** START PROVIDED INFORMATION **

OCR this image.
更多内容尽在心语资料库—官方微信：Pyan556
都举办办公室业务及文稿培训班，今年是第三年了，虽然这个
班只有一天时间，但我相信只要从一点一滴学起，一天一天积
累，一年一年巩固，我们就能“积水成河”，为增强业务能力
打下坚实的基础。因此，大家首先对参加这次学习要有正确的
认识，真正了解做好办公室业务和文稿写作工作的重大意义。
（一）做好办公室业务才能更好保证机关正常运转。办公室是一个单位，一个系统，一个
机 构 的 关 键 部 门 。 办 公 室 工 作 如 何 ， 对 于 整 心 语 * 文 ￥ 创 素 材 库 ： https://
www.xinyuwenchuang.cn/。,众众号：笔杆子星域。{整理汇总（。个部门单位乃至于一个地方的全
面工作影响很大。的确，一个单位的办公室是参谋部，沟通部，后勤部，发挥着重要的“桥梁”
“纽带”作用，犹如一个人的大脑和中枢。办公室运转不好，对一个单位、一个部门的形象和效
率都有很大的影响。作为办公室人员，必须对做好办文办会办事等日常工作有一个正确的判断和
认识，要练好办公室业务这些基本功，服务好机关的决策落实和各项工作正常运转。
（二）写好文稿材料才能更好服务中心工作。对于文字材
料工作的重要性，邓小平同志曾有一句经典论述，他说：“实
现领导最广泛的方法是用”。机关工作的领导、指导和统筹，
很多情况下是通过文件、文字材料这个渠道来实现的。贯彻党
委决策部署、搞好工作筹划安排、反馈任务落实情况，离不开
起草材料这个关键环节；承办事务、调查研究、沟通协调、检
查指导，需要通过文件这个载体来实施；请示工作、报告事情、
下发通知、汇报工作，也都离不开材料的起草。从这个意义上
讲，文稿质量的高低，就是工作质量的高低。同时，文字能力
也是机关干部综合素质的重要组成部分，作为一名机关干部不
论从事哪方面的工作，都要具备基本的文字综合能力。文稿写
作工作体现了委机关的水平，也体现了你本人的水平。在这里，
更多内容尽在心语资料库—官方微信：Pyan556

** END PROVIDED INFORMATION **

▶ WHAT YOU ARE ASKED TO DO:
Above are some records; repeat all of them exactly.

▶ FINISHED ANSWER:
OCR this image.
更多内容尽在心语资料库—官方微信：Pyan556
都举办办公室业务及文稿培训班，今年是第三年了，虽然这个
班只有一天时间，但我相信只要从一点一滴学起，一天一天积
累，一年一年巩固，我们就能“积水成河”，为增强业务能力
打下坚实的基础。因此，大家首先对参加这次学习要有正确的
认识，真正了解做好办公室业务和文稿写作工作的重大意义。
（一）做好办公室业务才能更好保证机关正常运转。办公室是一个单位，一个系统，一个
机 构 的 关 键 部 门 。 办 公 室 工 作 如 何 ， 对 于 整 心 语 * 文 ￥ 创 素 材 库 ： https://
www.xinyuwenchuang.cn/。,众众号：笔杆子星域。{整理汇总（。个部门单位乃至于一个地方的全
面工作影响很大。的确，一个单位的办公室是参谋部，沟通部，后勤部，发挥着重要的“桥梁”
“纽带”作用，犹如一个人的大脑和中枢。办公室运转不好，对一个单位、一个部门的形象和效
率都有很大的影响。作为办公室人员，必须对做好办文办会办事等日常工作有一个正确的判断和
认识，要练好办公室业务这些基本功，服务好机关的决策落实和各项工作正常运转。
（二）写好文稿材料才能更好服务中心工作。对于文字材
料工作的重要性，邓小平同志曾有一句经典论述，他说：“实
现领导最广泛的方法是用”。机关工作的领导、指导和统筹，
很多情况下是通过文件、文字材料这个渠道来实现的。贯彻党
委决策部署、搞好工作筹划安排、反馈任务落实情况，离不开
起草材料这个关键环节；承办事务、调查研究、沟通协调、检
查指导，需要通过文件这个载体来实施；请示工作、报告事情、
下发通知、汇报工作，也都离不开材料的起草。从这个意义上
讲，文稿质量的高低，就是工作质量的高低。同时，文字能力
也是机关干部综合素质的重要组成部分，作为一名机关干部不
论从事哪方面的工作，都要具备基本的文字综合能力。文稿写
作工作体现了委机关的水平，也体现了你本人的水平。在这里，
更多内容尽在心语资料库—官方微信：Pyan556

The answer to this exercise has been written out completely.